Copy all the entries below exactly, but not the pictures.

> Data to use
-------

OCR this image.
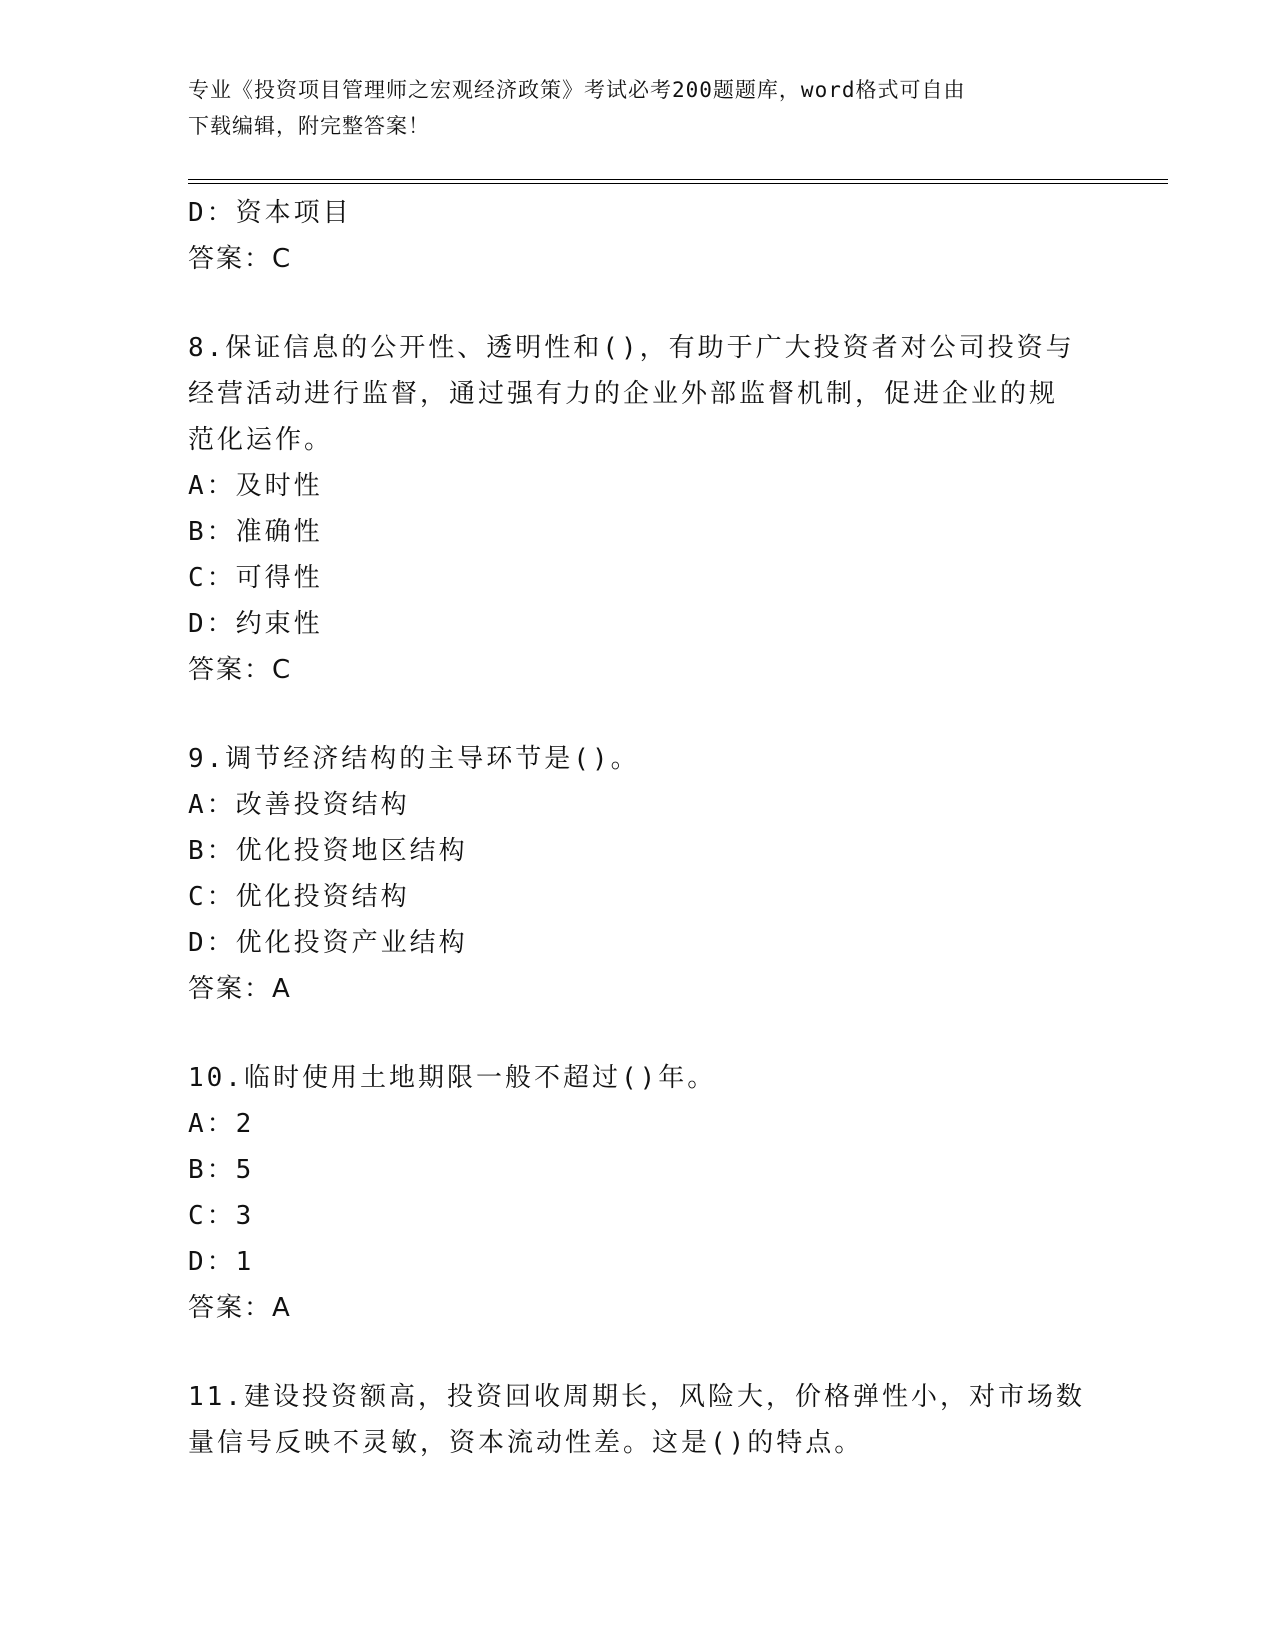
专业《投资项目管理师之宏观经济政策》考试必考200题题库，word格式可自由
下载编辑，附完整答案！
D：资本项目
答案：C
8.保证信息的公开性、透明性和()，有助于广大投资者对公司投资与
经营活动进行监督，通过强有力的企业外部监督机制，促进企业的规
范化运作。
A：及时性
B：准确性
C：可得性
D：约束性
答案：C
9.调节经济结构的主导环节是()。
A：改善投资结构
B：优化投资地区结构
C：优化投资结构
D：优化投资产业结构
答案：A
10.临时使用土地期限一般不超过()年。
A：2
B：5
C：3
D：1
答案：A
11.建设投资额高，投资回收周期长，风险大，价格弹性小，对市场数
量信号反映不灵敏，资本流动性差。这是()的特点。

-------

> Solution to the problem
OCR this image.
专业《投资项目管理师之宏观经济政策》考试必考200题题库，word格式可自由
下载编辑，附完整答案！
D：资本项目
答案：C
8.保证信息的公开性、透明性和()，有助于广大投资者对公司投资与
经营活动进行监督，通过强有力的企业外部监督机制，促进企业的规
范化运作。
A：及时性
B：准确性
C：可得性
D：约束性
答案：C
9.调节经济结构的主导环节是()。
A：改善投资结构
B：优化投资地区结构
C：优化投资结构
D：优化投资产业结构
答案：A
10.临时使用土地期限一般不超过()年。
A：2
B：5
C：3
D：1
答案：A
11.建设投资额高，投资回收周期长，风险大，价格弹性小，对市场数
量信号反映不灵敏，资本流动性差。这是()的特点。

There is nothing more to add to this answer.